Exercise input:
***
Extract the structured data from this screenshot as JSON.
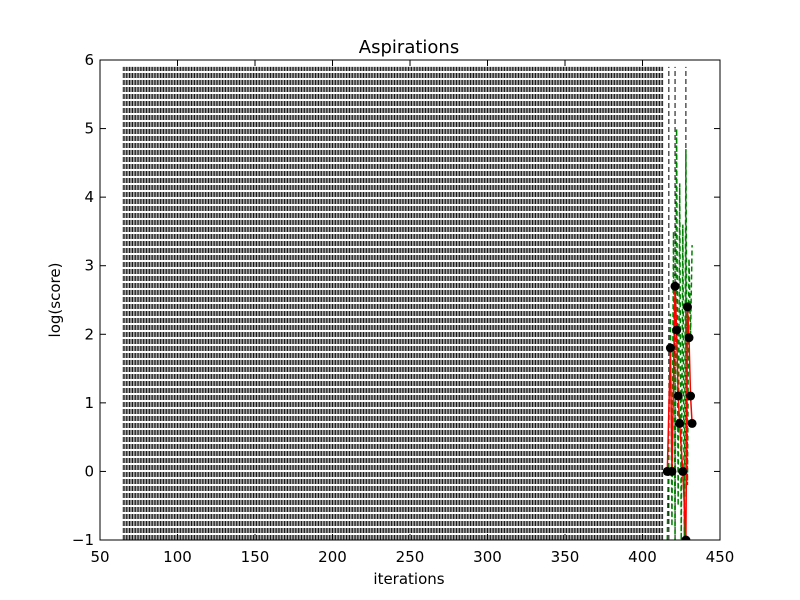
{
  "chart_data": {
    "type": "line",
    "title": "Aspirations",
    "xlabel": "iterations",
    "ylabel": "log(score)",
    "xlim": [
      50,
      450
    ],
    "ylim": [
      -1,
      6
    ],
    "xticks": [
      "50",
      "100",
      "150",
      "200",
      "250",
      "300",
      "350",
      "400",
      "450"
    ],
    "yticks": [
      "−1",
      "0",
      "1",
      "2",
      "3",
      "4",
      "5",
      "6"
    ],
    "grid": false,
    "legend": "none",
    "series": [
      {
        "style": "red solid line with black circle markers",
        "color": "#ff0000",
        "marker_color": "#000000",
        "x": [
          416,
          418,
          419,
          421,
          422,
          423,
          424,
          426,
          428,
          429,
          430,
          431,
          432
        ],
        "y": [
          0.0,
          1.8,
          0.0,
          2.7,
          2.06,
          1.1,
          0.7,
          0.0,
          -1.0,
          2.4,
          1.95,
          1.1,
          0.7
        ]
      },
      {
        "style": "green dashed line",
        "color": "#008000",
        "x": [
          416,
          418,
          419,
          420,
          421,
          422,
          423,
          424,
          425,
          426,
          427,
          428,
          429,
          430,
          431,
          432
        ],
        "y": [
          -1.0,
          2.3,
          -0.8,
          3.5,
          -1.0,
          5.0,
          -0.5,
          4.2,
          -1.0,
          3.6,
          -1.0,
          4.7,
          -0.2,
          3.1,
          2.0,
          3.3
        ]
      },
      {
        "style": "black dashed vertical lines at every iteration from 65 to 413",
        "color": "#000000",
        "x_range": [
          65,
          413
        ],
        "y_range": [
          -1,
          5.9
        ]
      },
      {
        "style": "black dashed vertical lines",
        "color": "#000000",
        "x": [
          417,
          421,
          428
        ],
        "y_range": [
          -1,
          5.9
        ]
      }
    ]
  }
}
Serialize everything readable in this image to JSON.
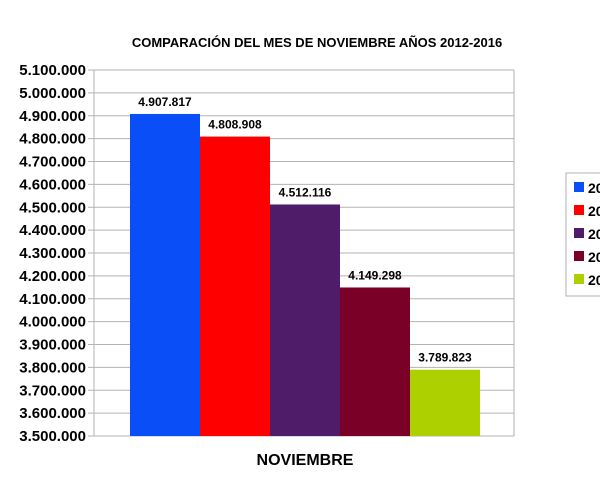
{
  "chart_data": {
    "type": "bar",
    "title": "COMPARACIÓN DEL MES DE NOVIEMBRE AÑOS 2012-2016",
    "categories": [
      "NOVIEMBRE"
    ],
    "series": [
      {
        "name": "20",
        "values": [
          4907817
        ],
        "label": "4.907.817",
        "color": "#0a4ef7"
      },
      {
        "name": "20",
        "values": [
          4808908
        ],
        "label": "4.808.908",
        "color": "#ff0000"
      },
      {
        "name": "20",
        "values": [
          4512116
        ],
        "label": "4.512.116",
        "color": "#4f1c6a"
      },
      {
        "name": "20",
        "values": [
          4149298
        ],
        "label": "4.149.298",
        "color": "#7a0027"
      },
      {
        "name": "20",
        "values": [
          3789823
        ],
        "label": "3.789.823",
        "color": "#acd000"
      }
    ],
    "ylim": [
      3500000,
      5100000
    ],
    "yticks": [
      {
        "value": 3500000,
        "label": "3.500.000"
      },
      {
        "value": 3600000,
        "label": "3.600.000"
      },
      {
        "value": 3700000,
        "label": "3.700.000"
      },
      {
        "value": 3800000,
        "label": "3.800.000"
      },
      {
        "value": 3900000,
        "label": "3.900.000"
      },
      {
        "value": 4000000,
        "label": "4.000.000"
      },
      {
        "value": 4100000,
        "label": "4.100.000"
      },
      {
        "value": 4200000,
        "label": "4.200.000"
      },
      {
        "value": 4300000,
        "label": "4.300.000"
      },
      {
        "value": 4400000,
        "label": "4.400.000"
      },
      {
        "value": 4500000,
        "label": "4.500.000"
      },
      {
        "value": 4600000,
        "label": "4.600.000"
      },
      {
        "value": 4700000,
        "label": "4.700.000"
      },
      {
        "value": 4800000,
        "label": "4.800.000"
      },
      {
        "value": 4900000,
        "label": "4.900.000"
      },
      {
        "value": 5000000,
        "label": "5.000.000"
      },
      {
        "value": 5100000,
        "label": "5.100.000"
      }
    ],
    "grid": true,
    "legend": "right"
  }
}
***
To do: Transcribe the records word for word and include no pictures.

Solution:
Extract the structured data from this screenshot as JSON.
{
  "chart_data": {
    "type": "line",
    "title": "Aspirations",
    "xlabel": "iterations",
    "ylabel": "log(score)",
    "xlim": [
      50,
      450
    ],
    "ylim": [
      -1,
      6
    ],
    "xticks": [
      "50",
      "100",
      "150",
      "200",
      "250",
      "300",
      "350",
      "400",
      "450"
    ],
    "yticks": [
      "−1",
      "0",
      "1",
      "2",
      "3",
      "4",
      "5",
      "6"
    ],
    "grid": false,
    "legend": "none",
    "series": [
      {
        "style": "red solid line with black circle markers",
        "color": "#ff0000",
        "marker_color": "#000000",
        "x": [
          416,
          418,
          419,
          421,
          422,
          423,
          424,
          426,
          428,
          429,
          430,
          431,
          432
        ],
        "y": [
          0.0,
          1.8,
          0.0,
          2.7,
          2.06,
          1.1,
          0.7,
          0.0,
          -1.0,
          2.4,
          1.95,
          1.1,
          0.7
        ]
      },
      {
        "style": "green dashed line",
        "color": "#008000",
        "x": [
          416,
          418,
          419,
          420,
          421,
          422,
          423,
          424,
          425,
          426,
          427,
          428,
          429,
          430,
          431,
          432
        ],
        "y": [
          -1.0,
          2.3,
          -0.8,
          3.5,
          -1.0,
          5.0,
          -0.5,
          4.2,
          -1.0,
          3.6,
          -1.0,
          4.7,
          -0.2,
          3.1,
          2.0,
          3.3
        ]
      },
      {
        "style": "black dashed vertical lines at every iteration from 65 to 413",
        "color": "#000000",
        "x_range": [
          65,
          413
        ],
        "y_range": [
          -1,
          5.9
        ]
      },
      {
        "style": "black dashed vertical lines",
        "color": "#000000",
        "x": [
          417,
          421,
          428
        ],
        "y_range": [
          -1,
          5.9
        ]
      }
    ]
  }
}
Serialize everything readable in this image to JSON.
{
  "chart_data": {
    "type": "bar",
    "title": "COMPARACIÓN DEL MES DE NOVIEMBRE AÑOS 2012-2016",
    "categories": [
      "NOVIEMBRE"
    ],
    "series": [
      {
        "name": "20",
        "values": [
          4907817
        ],
        "label": "4.907.817",
        "color": "#0a4ef7"
      },
      {
        "name": "20",
        "values": [
          4808908
        ],
        "label": "4.808.908",
        "color": "#ff0000"
      },
      {
        "name": "20",
        "values": [
          4512116
        ],
        "label": "4.512.116",
        "color": "#4f1c6a"
      },
      {
        "name": "20",
        "values": [
          4149298
        ],
        "label": "4.149.298",
        "color": "#7a0027"
      },
      {
        "name": "20",
        "values": [
          3789823
        ],
        "label": "3.789.823",
        "color": "#acd000"
      }
    ],
    "ylim": [
      3500000,
      5100000
    ],
    "yticks": [
      {
        "value": 3500000,
        "label": "3.500.000"
      },
      {
        "value": 3600000,
        "label": "3.600.000"
      },
      {
        "value": 3700000,
        "label": "3.700.000"
      },
      {
        "value": 3800000,
        "label": "3.800.000"
      },
      {
        "value": 3900000,
        "label": "3.900.000"
      },
      {
        "value": 4000000,
        "label": "4.000.000"
      },
      {
        "value": 4100000,
        "label": "4.100.000"
      },
      {
        "value": 4200000,
        "label": "4.200.000"
      },
      {
        "value": 4300000,
        "label": "4.300.000"
      },
      {
        "value": 4400000,
        "label": "4.400.000"
      },
      {
        "value": 4500000,
        "label": "4.500.000"
      },
      {
        "value": 4600000,
        "label": "4.600.000"
      },
      {
        "value": 4700000,
        "label": "4.700.000"
      },
      {
        "value": 4800000,
        "label": "4.800.000"
      },
      {
        "value": 4900000,
        "label": "4.900.000"
      },
      {
        "value": 5000000,
        "label": "5.000.000"
      },
      {
        "value": 5100000,
        "label": "5.100.000"
      }
    ],
    "grid": true,
    "legend": "right"
  }
}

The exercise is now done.